┏━━

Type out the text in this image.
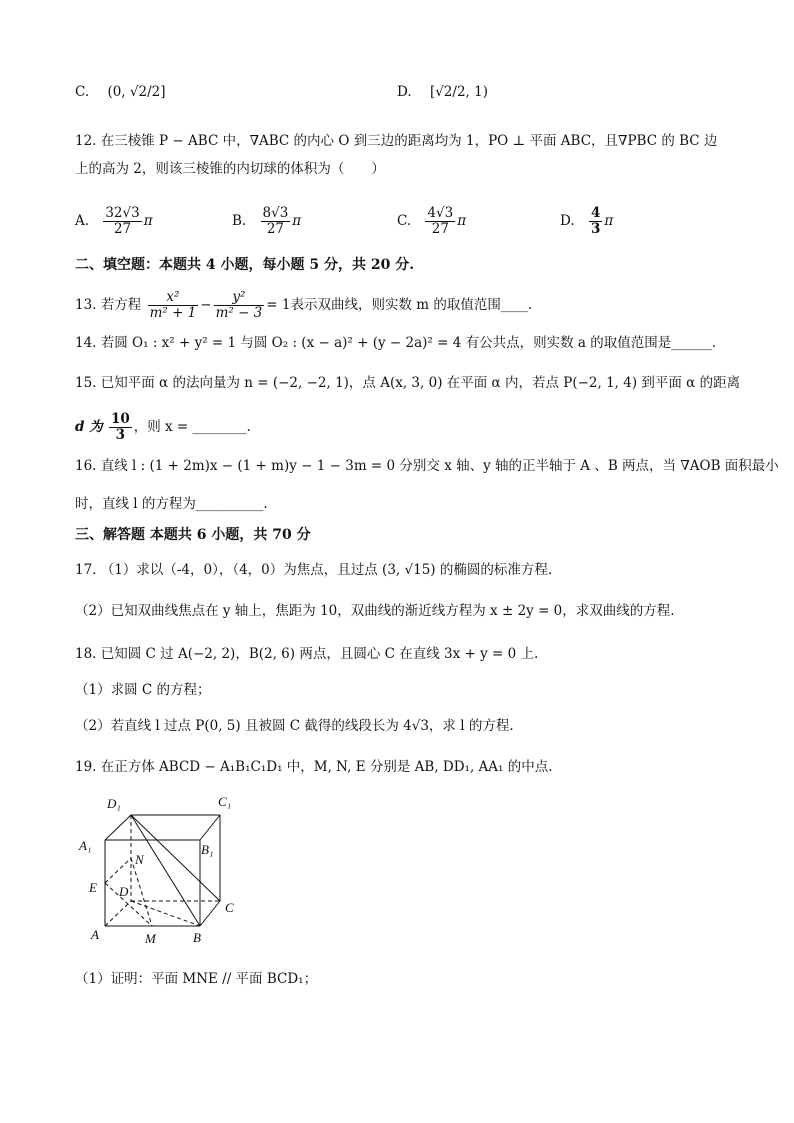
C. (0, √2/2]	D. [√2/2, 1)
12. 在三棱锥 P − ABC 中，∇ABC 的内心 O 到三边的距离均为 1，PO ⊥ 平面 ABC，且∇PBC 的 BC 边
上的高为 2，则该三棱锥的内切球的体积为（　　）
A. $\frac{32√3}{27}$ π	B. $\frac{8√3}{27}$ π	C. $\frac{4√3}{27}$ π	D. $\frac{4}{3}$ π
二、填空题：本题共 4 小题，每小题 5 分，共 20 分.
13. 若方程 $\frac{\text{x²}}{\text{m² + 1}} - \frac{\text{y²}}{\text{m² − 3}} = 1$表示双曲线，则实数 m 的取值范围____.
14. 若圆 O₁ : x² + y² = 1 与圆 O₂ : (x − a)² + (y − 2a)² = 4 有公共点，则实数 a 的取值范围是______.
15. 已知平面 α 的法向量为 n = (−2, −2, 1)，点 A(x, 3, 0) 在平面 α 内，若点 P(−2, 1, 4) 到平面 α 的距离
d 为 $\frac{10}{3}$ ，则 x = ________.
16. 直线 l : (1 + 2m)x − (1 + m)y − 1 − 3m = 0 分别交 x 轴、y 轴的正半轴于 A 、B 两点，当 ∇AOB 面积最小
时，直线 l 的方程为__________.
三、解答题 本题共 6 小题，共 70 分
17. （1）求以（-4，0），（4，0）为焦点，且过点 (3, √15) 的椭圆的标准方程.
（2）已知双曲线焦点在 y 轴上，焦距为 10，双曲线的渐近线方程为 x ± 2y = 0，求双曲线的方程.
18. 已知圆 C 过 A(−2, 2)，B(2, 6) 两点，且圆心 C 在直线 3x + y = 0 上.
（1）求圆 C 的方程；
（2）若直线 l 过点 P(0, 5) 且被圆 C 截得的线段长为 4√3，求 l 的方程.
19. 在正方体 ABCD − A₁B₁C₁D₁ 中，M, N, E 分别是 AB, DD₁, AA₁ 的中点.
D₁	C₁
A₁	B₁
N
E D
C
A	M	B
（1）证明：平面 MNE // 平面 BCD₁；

┗━━

Do this » Return all the lines that contain the string "text".

Written solution »
Type out the text in this image.
13. 若方程 $\frac{\text{x²}}{\text{m² + 1}} - \frac{\text{y²}}{\text{m² − 3}} = 1$表示双曲线，则实数 m 的取值范围____.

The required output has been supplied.